-------- Data to process

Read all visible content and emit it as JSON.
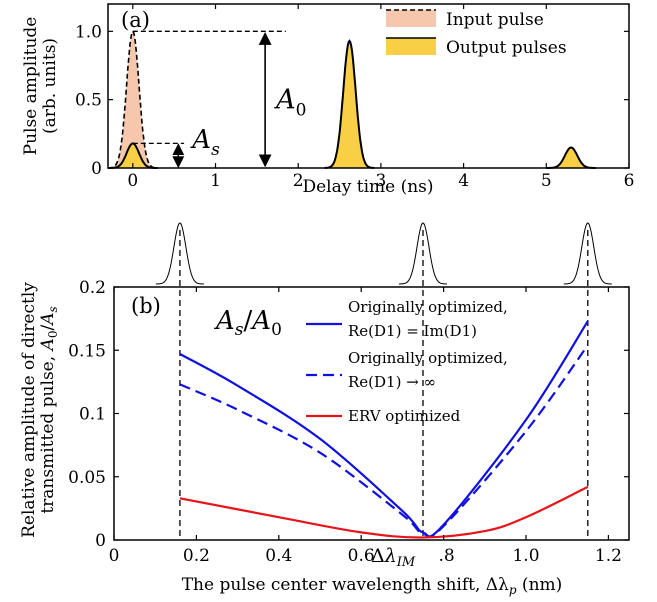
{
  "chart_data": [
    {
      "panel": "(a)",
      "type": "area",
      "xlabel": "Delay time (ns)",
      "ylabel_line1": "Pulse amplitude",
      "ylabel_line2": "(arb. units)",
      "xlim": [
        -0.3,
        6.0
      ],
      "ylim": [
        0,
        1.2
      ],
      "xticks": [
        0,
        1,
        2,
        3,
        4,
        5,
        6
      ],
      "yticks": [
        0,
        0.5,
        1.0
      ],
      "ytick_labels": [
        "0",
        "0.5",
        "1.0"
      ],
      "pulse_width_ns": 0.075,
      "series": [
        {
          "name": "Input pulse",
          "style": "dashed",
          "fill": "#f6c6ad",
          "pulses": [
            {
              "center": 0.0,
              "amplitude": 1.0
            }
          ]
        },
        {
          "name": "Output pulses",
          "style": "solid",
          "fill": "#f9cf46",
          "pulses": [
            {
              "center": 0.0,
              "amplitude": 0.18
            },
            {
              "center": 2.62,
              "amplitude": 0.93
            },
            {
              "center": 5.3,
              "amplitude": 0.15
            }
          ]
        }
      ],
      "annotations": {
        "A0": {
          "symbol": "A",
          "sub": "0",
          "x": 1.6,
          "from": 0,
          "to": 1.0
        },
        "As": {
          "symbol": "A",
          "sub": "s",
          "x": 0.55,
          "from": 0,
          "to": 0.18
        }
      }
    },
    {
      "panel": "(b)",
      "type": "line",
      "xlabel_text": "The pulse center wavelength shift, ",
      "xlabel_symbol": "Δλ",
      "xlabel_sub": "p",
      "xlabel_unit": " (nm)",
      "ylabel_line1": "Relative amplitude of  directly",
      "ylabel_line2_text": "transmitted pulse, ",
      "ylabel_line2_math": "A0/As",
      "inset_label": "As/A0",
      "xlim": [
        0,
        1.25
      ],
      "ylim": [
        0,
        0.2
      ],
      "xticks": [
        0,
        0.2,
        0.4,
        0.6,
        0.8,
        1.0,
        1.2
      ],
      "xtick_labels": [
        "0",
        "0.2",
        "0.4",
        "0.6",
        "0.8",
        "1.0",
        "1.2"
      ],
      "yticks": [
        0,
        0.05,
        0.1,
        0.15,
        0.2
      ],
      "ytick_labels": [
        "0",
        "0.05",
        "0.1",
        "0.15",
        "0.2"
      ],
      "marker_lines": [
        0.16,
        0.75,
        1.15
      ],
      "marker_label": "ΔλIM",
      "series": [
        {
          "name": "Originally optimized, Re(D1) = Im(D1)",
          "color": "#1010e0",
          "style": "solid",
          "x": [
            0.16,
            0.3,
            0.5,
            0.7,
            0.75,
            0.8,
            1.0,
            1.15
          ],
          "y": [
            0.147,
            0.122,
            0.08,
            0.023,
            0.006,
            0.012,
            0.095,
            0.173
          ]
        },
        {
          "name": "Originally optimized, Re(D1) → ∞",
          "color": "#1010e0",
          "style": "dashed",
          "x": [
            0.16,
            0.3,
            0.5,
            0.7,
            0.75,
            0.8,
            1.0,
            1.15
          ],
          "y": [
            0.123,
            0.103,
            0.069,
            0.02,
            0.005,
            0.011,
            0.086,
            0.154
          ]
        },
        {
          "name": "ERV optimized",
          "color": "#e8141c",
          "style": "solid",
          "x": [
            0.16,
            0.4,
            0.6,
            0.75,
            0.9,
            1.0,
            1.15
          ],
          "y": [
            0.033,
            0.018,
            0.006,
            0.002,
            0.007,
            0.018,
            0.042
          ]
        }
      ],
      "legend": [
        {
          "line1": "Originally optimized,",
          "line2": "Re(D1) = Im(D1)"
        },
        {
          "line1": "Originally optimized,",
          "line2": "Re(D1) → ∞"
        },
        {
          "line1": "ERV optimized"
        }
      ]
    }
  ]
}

----------------

Every entry above needs to be retyped exactly; drop the pictures.

Complete output »
Read all visible content and emit it as JSON.
{
  "chart_data": [
    {
      "panel": "(a)",
      "type": "area",
      "xlabel": "Delay time (ns)",
      "ylabel_line1": "Pulse amplitude",
      "ylabel_line2": "(arb. units)",
      "xlim": [
        -0.3,
        6.0
      ],
      "ylim": [
        0,
        1.2
      ],
      "xticks": [
        0,
        1,
        2,
        3,
        4,
        5,
        6
      ],
      "yticks": [
        0,
        0.5,
        1.0
      ],
      "ytick_labels": [
        "0",
        "0.5",
        "1.0"
      ],
      "pulse_width_ns": 0.075,
      "series": [
        {
          "name": "Input pulse",
          "style": "dashed",
          "fill": "#f6c6ad",
          "pulses": [
            {
              "center": 0.0,
              "amplitude": 1.0
            }
          ]
        },
        {
          "name": "Output pulses",
          "style": "solid",
          "fill": "#f9cf46",
          "pulses": [
            {
              "center": 0.0,
              "amplitude": 0.18
            },
            {
              "center": 2.62,
              "amplitude": 0.93
            },
            {
              "center": 5.3,
              "amplitude": 0.15
            }
          ]
        }
      ],
      "annotations": {
        "A0": {
          "symbol": "A",
          "sub": "0",
          "x": 1.6,
          "from": 0,
          "to": 1.0
        },
        "As": {
          "symbol": "A",
          "sub": "s",
          "x": 0.55,
          "from": 0,
          "to": 0.18
        }
      }
    },
    {
      "panel": "(b)",
      "type": "line",
      "xlabel_text": "The pulse center wavelength shift, ",
      "xlabel_symbol": "Δλ",
      "xlabel_sub": "p",
      "xlabel_unit": " (nm)",
      "ylabel_line1": "Relative amplitude of  directly",
      "ylabel_line2_text": "transmitted pulse, ",
      "ylabel_line2_math": "A0/As",
      "inset_label": "As/A0",
      "xlim": [
        0,
        1.25
      ],
      "ylim": [
        0,
        0.2
      ],
      "xticks": [
        0,
        0.2,
        0.4,
        0.6,
        0.8,
        1.0,
        1.2
      ],
      "xtick_labels": [
        "0",
        "0.2",
        "0.4",
        "0.6",
        "0.8",
        "1.0",
        "1.2"
      ],
      "yticks": [
        0,
        0.05,
        0.1,
        0.15,
        0.2
      ],
      "ytick_labels": [
        "0",
        "0.05",
        "0.1",
        "0.15",
        "0.2"
      ],
      "marker_lines": [
        0.16,
        0.75,
        1.15
      ],
      "marker_label": "ΔλIM",
      "series": [
        {
          "name": "Originally optimized, Re(D1) = Im(D1)",
          "color": "#1010e0",
          "style": "solid",
          "x": [
            0.16,
            0.3,
            0.5,
            0.7,
            0.75,
            0.8,
            1.0,
            1.15
          ],
          "y": [
            0.147,
            0.122,
            0.08,
            0.023,
            0.006,
            0.012,
            0.095,
            0.173
          ]
        },
        {
          "name": "Originally optimized, Re(D1) → ∞",
          "color": "#1010e0",
          "style": "dashed",
          "x": [
            0.16,
            0.3,
            0.5,
            0.7,
            0.75,
            0.8,
            1.0,
            1.15
          ],
          "y": [
            0.123,
            0.103,
            0.069,
            0.02,
            0.005,
            0.011,
            0.086,
            0.154
          ]
        },
        {
          "name": "ERV optimized",
          "color": "#e8141c",
          "style": "solid",
          "x": [
            0.16,
            0.4,
            0.6,
            0.75,
            0.9,
            1.0,
            1.15
          ],
          "y": [
            0.033,
            0.018,
            0.006,
            0.002,
            0.007,
            0.018,
            0.042
          ]
        }
      ],
      "legend": [
        {
          "line1": "Originally optimized,",
          "line2": "Re(D1) = Im(D1)"
        },
        {
          "line1": "Originally optimized,",
          "line2": "Re(D1) → ∞"
        },
        {
          "line1": "ERV optimized"
        }
      ]
    }
  ]
}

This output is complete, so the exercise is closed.